### Stored data:
-*-
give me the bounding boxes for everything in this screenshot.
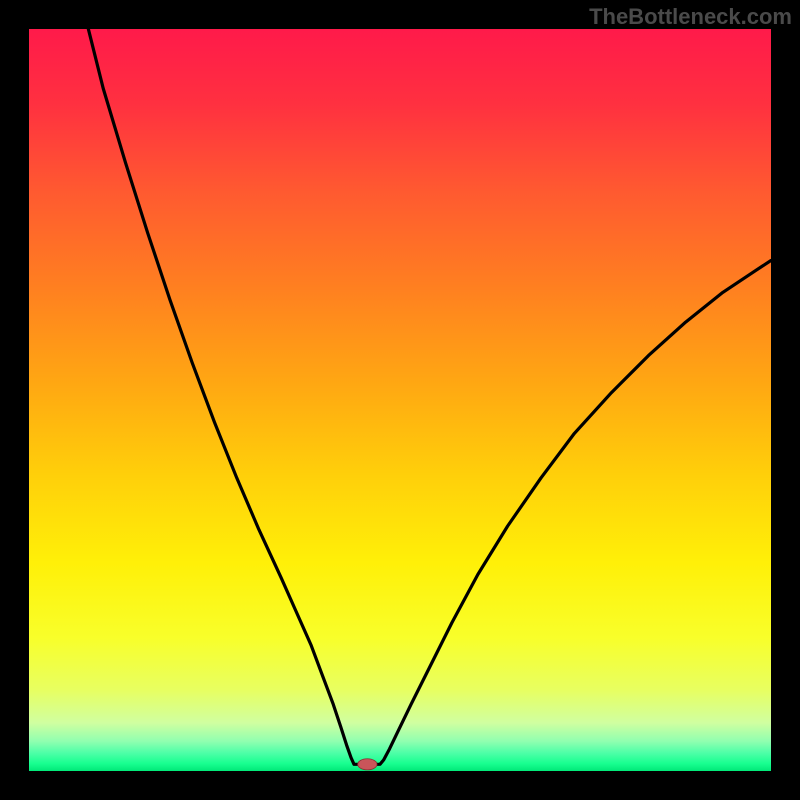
watermark-text: TheBottleneck.com	[589, 4, 792, 30]
chart-container: TheBottleneck.com	[0, 0, 800, 800]
bottleneck-curve-chart	[0, 0, 800, 800]
optimal-point-marker	[358, 759, 377, 770]
plot-gradient-background	[29, 29, 771, 771]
-*-
### Exercise prompt:
Can you rewrite all the rows above with every instance of "screenshot" changed to "image" and everything else kept the same, omitting the pictures?

### Reply to the task:
give me the bounding boxes for everything in this image.
watermark-text: TheBottleneck.com	[589, 4, 792, 30]
chart-container: TheBottleneck.com	[0, 0, 800, 800]
bottleneck-curve-chart	[0, 0, 800, 800]
optimal-point-marker	[358, 759, 377, 770]
plot-gradient-background	[29, 29, 771, 771]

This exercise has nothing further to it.